== Task statement ==
Look at the entries below and reproduce them exactly.

== Excerpted records ==
════

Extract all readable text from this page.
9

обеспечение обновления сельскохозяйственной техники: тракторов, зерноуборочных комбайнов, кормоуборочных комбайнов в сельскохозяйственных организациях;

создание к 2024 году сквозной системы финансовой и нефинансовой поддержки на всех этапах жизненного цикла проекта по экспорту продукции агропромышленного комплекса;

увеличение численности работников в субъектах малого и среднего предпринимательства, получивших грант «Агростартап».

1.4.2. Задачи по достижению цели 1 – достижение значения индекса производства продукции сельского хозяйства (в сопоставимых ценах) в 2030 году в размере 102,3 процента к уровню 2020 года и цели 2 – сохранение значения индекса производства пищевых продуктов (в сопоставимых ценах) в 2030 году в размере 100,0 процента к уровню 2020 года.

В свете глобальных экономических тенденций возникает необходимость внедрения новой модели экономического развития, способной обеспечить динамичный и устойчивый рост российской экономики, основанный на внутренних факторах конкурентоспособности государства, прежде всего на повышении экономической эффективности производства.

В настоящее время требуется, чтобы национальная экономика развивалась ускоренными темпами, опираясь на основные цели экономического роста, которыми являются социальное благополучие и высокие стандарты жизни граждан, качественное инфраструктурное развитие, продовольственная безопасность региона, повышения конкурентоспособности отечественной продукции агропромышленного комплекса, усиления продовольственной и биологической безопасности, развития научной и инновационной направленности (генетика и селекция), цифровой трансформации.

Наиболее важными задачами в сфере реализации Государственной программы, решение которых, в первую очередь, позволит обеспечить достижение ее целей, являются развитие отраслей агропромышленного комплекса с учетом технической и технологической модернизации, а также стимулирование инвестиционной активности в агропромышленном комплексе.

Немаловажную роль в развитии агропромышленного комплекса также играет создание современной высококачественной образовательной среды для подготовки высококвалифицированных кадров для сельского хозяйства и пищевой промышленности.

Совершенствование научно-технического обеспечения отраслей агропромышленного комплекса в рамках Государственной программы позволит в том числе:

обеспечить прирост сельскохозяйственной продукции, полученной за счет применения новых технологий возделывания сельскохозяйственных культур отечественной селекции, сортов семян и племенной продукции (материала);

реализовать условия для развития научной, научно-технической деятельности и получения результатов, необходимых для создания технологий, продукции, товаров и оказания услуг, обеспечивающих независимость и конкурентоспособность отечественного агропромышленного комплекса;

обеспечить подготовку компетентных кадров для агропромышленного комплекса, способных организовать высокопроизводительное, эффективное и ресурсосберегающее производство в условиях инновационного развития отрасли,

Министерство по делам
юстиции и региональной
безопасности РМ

════

== Result of the exercise ==
Extract all readable text from this page.
9

обеспечение обновления сельскохозяйственной техники: тракторов, зерноуборочных комбайнов, кормоуборочных комбайнов в сельскохозяйственных организациях;

создание к 2024 году сквозной системы финансовой и нефинансовой поддержки на всех этапах жизненного цикла проекта по экспорту продукции агропромышленного комплекса;

увеличение численности работников в субъектах малого и среднего предпринимательства, получивших грант «Агростартап».

1.4.2. Задачи по достижению цели 1 – достижение значения индекса производства продукции сельского хозяйства (в сопоставимых ценах) в 2030 году в размере 102,3 процента к уровню 2020 года и цели 2 – сохранение значения индекса производства пищевых продуктов (в сопоставимых ценах) в 2030 году в размере 100,0 процента к уровню 2020 года.

В свете глобальных экономических тенденций возникает необходимость внедрения новой модели экономического развития, способной обеспечить динамичный и устойчивый рост российской экономики, основанный на внутренних факторах конкурентоспособности государства, прежде всего на повышении экономической эффективности производства.

В настоящее время требуется, чтобы национальная экономика развивалась ускоренными темпами, опираясь на основные цели экономического роста, которыми являются социальное благополучие и высокие стандарты жизни граждан, качественное инфраструктурное развитие, продовольственная безопасность региона, повышения конкурентоспособности отечественной продукции агропромышленного комплекса, усиления продовольственной и биологической безопасности, развития научной и инновационной направленности (генетика и селекция), цифровой трансформации.

Наиболее важными задачами в сфере реализации Государственной программы, решение которых, в первую очередь, позволит обеспечить достижение ее целей, являются развитие отраслей агропромышленного комплекса с учетом технической и технологической модернизации, а также стимулирование инвестиционной активности в агропромышленном комплексе.

Немаловажную роль в развитии агропромышленного комплекса также играет создание современной высококачественной образовательной среды для подготовки высококвалифицированных кадров для сельского хозяйства и пищевой промышленности.

Совершенствование научно-технического обеспечения отраслей агропромышленного комплекса в рамках Государственной программы позволит в том числе:

обеспечить прирост сельскохозяйственной продукции, полученной за счет применения новых технологий возделывания сельскохозяйственных культур отечественной селекции, сортов семян и племенной продукции (материала);

реализовать условия для развития научной, научно-технической деятельности и получения результатов, необходимых для создания технологий, продукции, товаров и оказания услуг, обеспечивающих независимость и конкурентоспособность отечественного агропромышленного комплекса;

обеспечить подготовку компетентных кадров для агропромышленного комплекса, способных организовать высокопроизводительное, эффективное и ресурсосберегающее производство в условиях инновационного развития отрасли,

Министерство по делам
юстиции и региональной
безопасности РМ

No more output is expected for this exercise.